── RECORD SET

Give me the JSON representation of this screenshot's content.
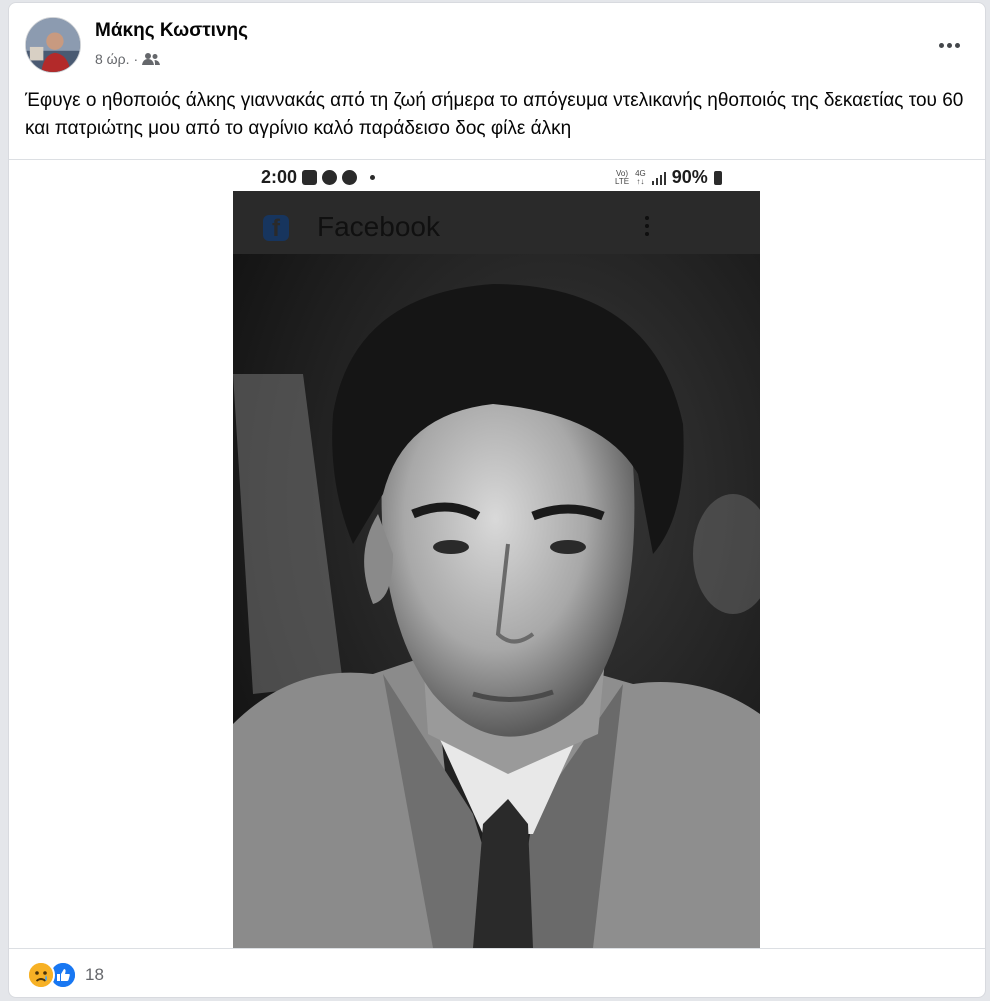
{
  "post": {
    "author": "Μάκης Κωστινης",
    "time": "8 ώρ.",
    "separator": "·",
    "audience_icon": "friends-icon",
    "more_icon": "more-options-icon",
    "text": "Έφυγε ο ηθοποιός άλκης γιαννακάς από τη ζωή σήμερα το απόγευμα ντελικανής ηθοποιός της δεκαετίας του 60 και πατριώτης μου από το αγρίνιο καλό παράδεισο δος φίλε άλκη"
  },
  "screenshot": {
    "status_time": "2:00",
    "status_network_top": "Vo)",
    "status_network_bottom": "LTE",
    "status_gen_top": "4G",
    "status_gen_bottom": "↑↓",
    "status_battery": "90%",
    "app_title": "Facebook",
    "app_logo": "f"
  },
  "reactions": {
    "icons": [
      "sad-reaction-icon",
      "like-reaction-icon"
    ],
    "count": "18"
  },
  "colors": {
    "link_blue": "#1877f2",
    "secondary_text": "#65676b",
    "sad_yellow": "#f7b125"
  }
}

────

All preceding records should be duplicated verbatim, images excepted.

- **REPLY TO THE EXERCISE**
Give me the JSON representation of this screenshot's content.
{
  "post": {
    "author": "Μάκης Κωστινης",
    "time": "8 ώρ.",
    "separator": "·",
    "audience_icon": "friends-icon",
    "more_icon": "more-options-icon",
    "text": "Έφυγε ο ηθοποιός άλκης γιαννακάς από τη ζωή σήμερα το απόγευμα ντελικανής ηθοποιός της δεκαετίας του 60 και πατριώτης μου από το αγρίνιο καλό παράδεισο δος φίλε άλκη"
  },
  "screenshot": {
    "status_time": "2:00",
    "status_network_top": "Vo)",
    "status_network_bottom": "LTE",
    "status_gen_top": "4G",
    "status_gen_bottom": "↑↓",
    "status_battery": "90%",
    "app_title": "Facebook",
    "app_logo": "f"
  },
  "reactions": {
    "icons": [
      "sad-reaction-icon",
      "like-reaction-icon"
    ],
    "count": "18"
  },
  "colors": {
    "link_blue": "#1877f2",
    "secondary_text": "#65676b",
    "sad_yellow": "#f7b125"
  }
}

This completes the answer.